┌──

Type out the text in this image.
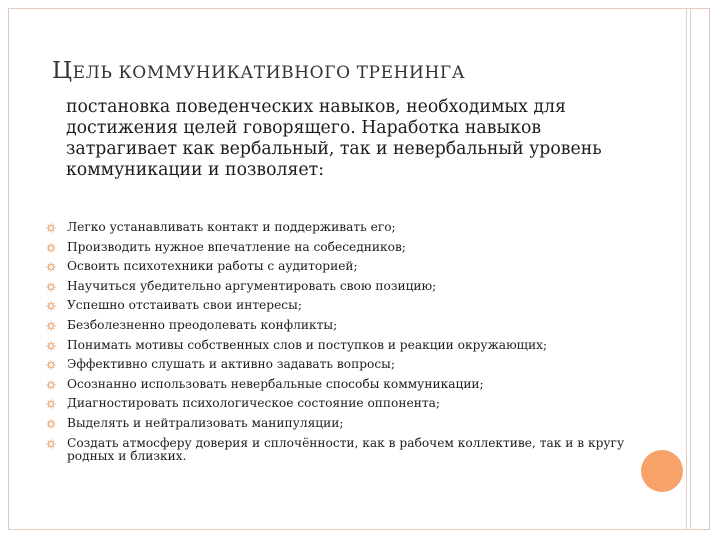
ЦЕЛЬ КОММУНИКАТИВНОГО ТРЕНИНГА

постановка поведенческих навыков, необходимых для достижения целей говорящего. Наработка навыков затрагивает как вербальный, так и невербальный уровень коммуникации и позволяет:

Легко устанавливать контакт и поддерживать его;
Производить нужное впечатление на собеседников;
Освоить психотехники работы с аудиторией;
Научиться убедительно аргументировать свою позицию;
Успешно отстаивать свои интересы;
Безболезненно преодолевать конфликты;
Понимать мотивы собственных слов и поступков и реакции окружающих;
Эффективно слушать и активно задавать вопросы;
Осознанно использовать невербальные способы коммуникации;
Диагностировать психологическое состояние оппонента;
Выделять и нейтрализовать манипуляции;
Создать атмосферу доверия и сплочённости, как в рабочем коллективе, так и в кругу родных и близких.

└──

To do: Output the material word for word, omitting its pictures.

Solution:
Type out the text in this image.
ЦЕЛЬ КОММУНИКАТИВНОГО ТРЕНИНГА

постановка поведенческих навыков, необходимых для достижения целей говорящего. Наработка навыков затрагивает как вербальный, так и невербальный уровень коммуникации и позволяет:

Легко устанавливать контакт и поддерживать его;
Производить нужное впечатление на собеседников;
Освоить психотехники работы с аудиторией;
Научиться убедительно аргументировать свою позицию;
Успешно отстаивать свои интересы;
Безболезненно преодолевать конфликты;
Понимать мотивы собственных слов и поступков и реакции окружающих;
Эффективно слушать и активно задавать вопросы;
Осознанно использовать невербальные способы коммуникации;
Диагностировать психологическое состояние оппонента;
Выделять и нейтрализовать манипуляции;
Создать атмосферу доверия и сплочённости, как в рабочем коллективе, так и в кругу родных и близких.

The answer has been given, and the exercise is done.